• Short task:
Without including any images, reproduce each entry exactly.

• Records supplied:
(begin)
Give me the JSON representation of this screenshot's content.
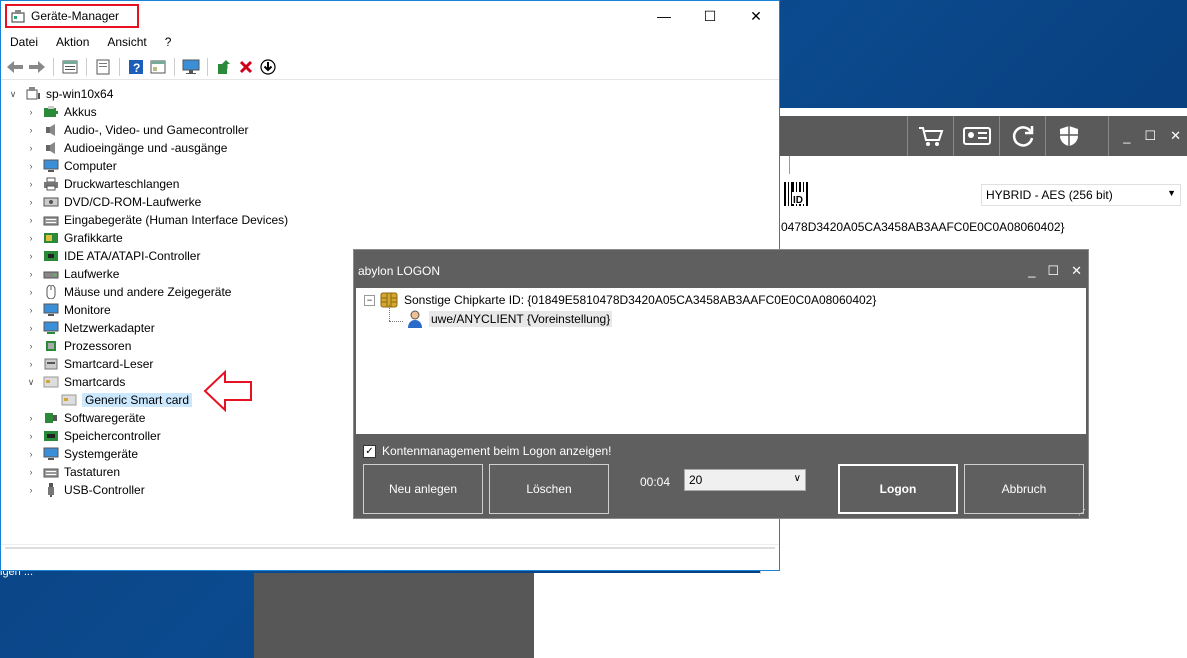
{
  "desktop": {
    "status_text": "igen ..."
  },
  "bg_app": {
    "encryption_select": "HYBRID - AES (256 bit)",
    "chip_id_fragment": "0478D3420A05CA3458AB3AAFC0E0C0A08060402}"
  },
  "device_manager": {
    "title": "Geräte-Manager",
    "menu": [
      "Datei",
      "Aktion",
      "Ansicht",
      "?"
    ],
    "root": "sp-win10x64",
    "categories": [
      "Akkus",
      "Audio-, Video- und Gamecontroller",
      "Audioeingänge und -ausgänge",
      "Computer",
      "Druckwarteschlangen",
      "DVD/CD-ROM-Laufwerke",
      "Eingabegeräte (Human Interface Devices)",
      "Grafikkarte",
      "IDE ATA/ATAPI-Controller",
      "Laufwerke",
      "Mäuse und andere Zeigegeräte",
      "Monitore",
      "Netzwerkadapter",
      "Prozessoren",
      "Smartcard-Leser",
      "Smartcards",
      "Softwaregeräte",
      "Speichercontroller",
      "Systemgeräte",
      "Tastaturen",
      "USB-Controller"
    ],
    "smartcard_child": "Generic Smart card"
  },
  "logon_dialog": {
    "title": "abylon LOGON",
    "chip_entry": "Sonstige Chipkarte ID: {01849E5810478D3420A05CA3458AB3AAFC0E0C0A08060402}",
    "user_entry": "uwe/ANYCLIENT {Voreinstellung}",
    "checkbox_label": "Kontenmanagement beim Logon anzeigen!",
    "checkbox_checked": true,
    "btn_new": "Neu anlegen",
    "btn_delete": "Löschen",
    "timer": "00:04",
    "timeout_value": "20",
    "btn_logon": "Logon",
    "btn_cancel": "Abbruch"
  },
  "colors": {
    "accent": "#1883d7",
    "highlight": "#cce8ff",
    "dialog_bg": "#5f5f5f",
    "red": "#e81123"
  }
}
(end)
• The result:
Give me the JSON representation of this screenshot's content.
{
  "desktop": {
    "status_text": "igen ..."
  },
  "bg_app": {
    "encryption_select": "HYBRID - AES (256 bit)",
    "chip_id_fragment": "0478D3420A05CA3458AB3AAFC0E0C0A08060402}"
  },
  "device_manager": {
    "title": "Geräte-Manager",
    "menu": [
      "Datei",
      "Aktion",
      "Ansicht",
      "?"
    ],
    "root": "sp-win10x64",
    "categories": [
      "Akkus",
      "Audio-, Video- und Gamecontroller",
      "Audioeingänge und -ausgänge",
      "Computer",
      "Druckwarteschlangen",
      "DVD/CD-ROM-Laufwerke",
      "Eingabegeräte (Human Interface Devices)",
      "Grafikkarte",
      "IDE ATA/ATAPI-Controller",
      "Laufwerke",
      "Mäuse und andere Zeigegeräte",
      "Monitore",
      "Netzwerkadapter",
      "Prozessoren",
      "Smartcard-Leser",
      "Smartcards",
      "Softwaregeräte",
      "Speichercontroller",
      "Systemgeräte",
      "Tastaturen",
      "USB-Controller"
    ],
    "smartcard_child": "Generic Smart card"
  },
  "logon_dialog": {
    "title": "abylon LOGON",
    "chip_entry": "Sonstige Chipkarte ID: {01849E5810478D3420A05CA3458AB3AAFC0E0C0A08060402}",
    "user_entry": "uwe/ANYCLIENT {Voreinstellung}",
    "checkbox_label": "Kontenmanagement beim Logon anzeigen!",
    "checkbox_checked": true,
    "btn_new": "Neu anlegen",
    "btn_delete": "Löschen",
    "timer": "00:04",
    "timeout_value": "20",
    "btn_logon": "Logon",
    "btn_cancel": "Abbruch"
  },
  "colors": {
    "accent": "#1883d7",
    "highlight": "#cce8ff",
    "dialog_bg": "#5f5f5f",
    "red": "#e81123"
  }
}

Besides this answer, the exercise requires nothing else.